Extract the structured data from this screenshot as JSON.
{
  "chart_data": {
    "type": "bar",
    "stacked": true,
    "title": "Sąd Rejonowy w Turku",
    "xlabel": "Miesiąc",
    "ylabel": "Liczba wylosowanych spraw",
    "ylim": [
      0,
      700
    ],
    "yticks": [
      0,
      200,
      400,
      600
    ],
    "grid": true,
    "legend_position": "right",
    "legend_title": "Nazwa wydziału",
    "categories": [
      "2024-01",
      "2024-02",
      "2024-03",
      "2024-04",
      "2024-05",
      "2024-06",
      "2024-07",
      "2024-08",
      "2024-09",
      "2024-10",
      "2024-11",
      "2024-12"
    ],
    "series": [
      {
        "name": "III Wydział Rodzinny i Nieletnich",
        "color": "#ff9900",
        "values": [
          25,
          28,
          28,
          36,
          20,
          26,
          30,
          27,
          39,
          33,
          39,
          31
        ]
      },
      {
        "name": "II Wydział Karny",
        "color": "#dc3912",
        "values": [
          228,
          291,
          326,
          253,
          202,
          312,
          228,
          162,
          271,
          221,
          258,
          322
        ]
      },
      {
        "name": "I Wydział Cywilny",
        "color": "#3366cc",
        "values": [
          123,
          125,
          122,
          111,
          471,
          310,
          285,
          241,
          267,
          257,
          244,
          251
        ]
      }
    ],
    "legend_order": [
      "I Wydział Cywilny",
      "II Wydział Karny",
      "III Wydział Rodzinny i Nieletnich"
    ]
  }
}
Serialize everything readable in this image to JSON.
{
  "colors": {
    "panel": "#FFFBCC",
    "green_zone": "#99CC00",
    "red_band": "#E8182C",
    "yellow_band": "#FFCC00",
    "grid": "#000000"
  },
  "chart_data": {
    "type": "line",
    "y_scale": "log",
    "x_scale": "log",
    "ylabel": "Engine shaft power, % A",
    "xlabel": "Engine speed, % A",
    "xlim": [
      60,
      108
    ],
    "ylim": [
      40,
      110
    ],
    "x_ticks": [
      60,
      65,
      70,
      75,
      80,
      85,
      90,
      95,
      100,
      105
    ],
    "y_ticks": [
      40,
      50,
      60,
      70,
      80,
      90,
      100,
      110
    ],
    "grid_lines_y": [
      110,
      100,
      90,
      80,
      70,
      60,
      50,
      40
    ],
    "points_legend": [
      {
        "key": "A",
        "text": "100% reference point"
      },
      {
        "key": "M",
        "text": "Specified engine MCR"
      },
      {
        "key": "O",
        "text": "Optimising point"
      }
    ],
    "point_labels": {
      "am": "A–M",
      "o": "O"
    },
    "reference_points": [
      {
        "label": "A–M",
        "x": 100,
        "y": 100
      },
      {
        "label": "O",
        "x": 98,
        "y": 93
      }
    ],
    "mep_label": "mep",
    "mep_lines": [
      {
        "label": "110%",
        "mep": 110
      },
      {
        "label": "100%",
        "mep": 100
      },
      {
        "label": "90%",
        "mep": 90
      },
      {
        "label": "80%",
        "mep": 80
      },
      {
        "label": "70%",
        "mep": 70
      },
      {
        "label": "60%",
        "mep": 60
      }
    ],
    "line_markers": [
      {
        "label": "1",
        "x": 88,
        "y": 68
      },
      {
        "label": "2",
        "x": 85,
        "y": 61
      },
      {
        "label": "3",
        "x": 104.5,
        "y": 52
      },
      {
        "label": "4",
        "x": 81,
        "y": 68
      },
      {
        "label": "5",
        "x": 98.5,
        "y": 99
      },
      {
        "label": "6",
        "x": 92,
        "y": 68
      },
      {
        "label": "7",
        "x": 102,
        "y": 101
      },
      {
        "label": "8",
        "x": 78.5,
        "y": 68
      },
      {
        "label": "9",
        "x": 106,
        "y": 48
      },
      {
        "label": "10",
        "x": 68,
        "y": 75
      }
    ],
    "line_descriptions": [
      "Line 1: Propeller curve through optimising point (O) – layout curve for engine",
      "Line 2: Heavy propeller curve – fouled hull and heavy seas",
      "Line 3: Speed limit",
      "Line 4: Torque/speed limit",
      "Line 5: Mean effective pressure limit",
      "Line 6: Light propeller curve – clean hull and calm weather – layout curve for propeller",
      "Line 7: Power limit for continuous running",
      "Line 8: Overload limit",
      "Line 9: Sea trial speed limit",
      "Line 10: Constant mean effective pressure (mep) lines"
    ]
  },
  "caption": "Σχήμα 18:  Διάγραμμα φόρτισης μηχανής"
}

========================================================================

What you have to do: The listing above must be transcribed exactly, line by line.

Response to the exercise:
Extract the structured data from this screenshot as JSON.
{
  "chart_data": {
    "type": "bar",
    "stacked": true,
    "title": "Sąd Rejonowy w Turku",
    "xlabel": "Miesiąc",
    "ylabel": "Liczba wylosowanych spraw",
    "ylim": [
      0,
      700
    ],
    "yticks": [
      0,
      200,
      400,
      600
    ],
    "grid": true,
    "legend_position": "right",
    "legend_title": "Nazwa wydziału",
    "categories": [
      "2024-01",
      "2024-02",
      "2024-03",
      "2024-04",
      "2024-05",
      "2024-06",
      "2024-07",
      "2024-08",
      "2024-09",
      "2024-10",
      "2024-11",
      "2024-12"
    ],
    "series": [
      {
        "name": "III Wydział Rodzinny i Nieletnich",
        "color": "#ff9900",
        "values": [
          25,
          28,
          28,
          36,
          20,
          26,
          30,
          27,
          39,
          33,
          39,
          31
        ]
      },
      {
        "name": "II Wydział Karny",
        "color": "#dc3912",
        "values": [
          228,
          291,
          326,
          253,
          202,
          312,
          228,
          162,
          271,
          221,
          258,
          322
        ]
      },
      {
        "name": "I Wydział Cywilny",
        "color": "#3366cc",
        "values": [
          123,
          125,
          122,
          111,
          471,
          310,
          285,
          241,
          267,
          257,
          244,
          251
        ]
      }
    ],
    "legend_order": [
      "I Wydział Cywilny",
      "II Wydział Karny",
      "III Wydział Rodzinny i Nieletnich"
    ]
  }
}
Serialize everything readable in this image to JSON.
{
  "colors": {
    "panel": "#FFFBCC",
    "green_zone": "#99CC00",
    "red_band": "#E8182C",
    "yellow_band": "#FFCC00",
    "grid": "#000000"
  },
  "chart_data": {
    "type": "line",
    "y_scale": "log",
    "x_scale": "log",
    "ylabel": "Engine shaft power, % A",
    "xlabel": "Engine speed, % A",
    "xlim": [
      60,
      108
    ],
    "ylim": [
      40,
      110
    ],
    "x_ticks": [
      60,
      65,
      70,
      75,
      80,
      85,
      90,
      95,
      100,
      105
    ],
    "y_ticks": [
      40,
      50,
      60,
      70,
      80,
      90,
      100,
      110
    ],
    "grid_lines_y": [
      110,
      100,
      90,
      80,
      70,
      60,
      50,
      40
    ],
    "points_legend": [
      {
        "key": "A",
        "text": "100% reference point"
      },
      {
        "key": "M",
        "text": "Specified engine MCR"
      },
      {
        "key": "O",
        "text": "Optimising point"
      }
    ],
    "point_labels": {
      "am": "A–M",
      "o": "O"
    },
    "reference_points": [
      {
        "label": "A–M",
        "x": 100,
        "y": 100
      },
      {
        "label": "O",
        "x": 98,
        "y": 93
      }
    ],
    "mep_label": "mep",
    "mep_lines": [
      {
        "label": "110%",
        "mep": 110
      },
      {
        "label": "100%",
        "mep": 100
      },
      {
        "label": "90%",
        "mep": 90
      },
      {
        "label": "80%",
        "mep": 80
      },
      {
        "label": "70%",
        "mep": 70
      },
      {
        "label": "60%",
        "mep": 60
      }
    ],
    "line_markers": [
      {
        "label": "1",
        "x": 88,
        "y": 68
      },
      {
        "label": "2",
        "x": 85,
        "y": 61
      },
      {
        "label": "3",
        "x": 104.5,
        "y": 52
      },
      {
        "label": "4",
        "x": 81,
        "y": 68
      },
      {
        "label": "5",
        "x": 98.5,
        "y": 99
      },
      {
        "label": "6",
        "x": 92,
        "y": 68
      },
      {
        "label": "7",
        "x": 102,
        "y": 101
      },
      {
        "label": "8",
        "x": 78.5,
        "y": 68
      },
      {
        "label": "9",
        "x": 106,
        "y": 48
      },
      {
        "label": "10",
        "x": 68,
        "y": 75
      }
    ],
    "line_descriptions": [
      "Line 1: Propeller curve through optimising point (O) – layout curve for engine",
      "Line 2: Heavy propeller curve – fouled hull and heavy seas",
      "Line 3: Speed limit",
      "Line 4: Torque/speed limit",
      "Line 5: Mean effective pressure limit",
      "Line 6: Light propeller curve – clean hull and calm weather – layout curve for propeller",
      "Line 7: Power limit for continuous running",
      "Line 8: Overload limit",
      "Line 9: Sea trial speed limit",
      "Line 10: Constant mean effective pressure (mep) lines"
    ]
  },
  "caption": "Σχήμα 18:  Διάγραμμα φόρτισης μηχανής"
}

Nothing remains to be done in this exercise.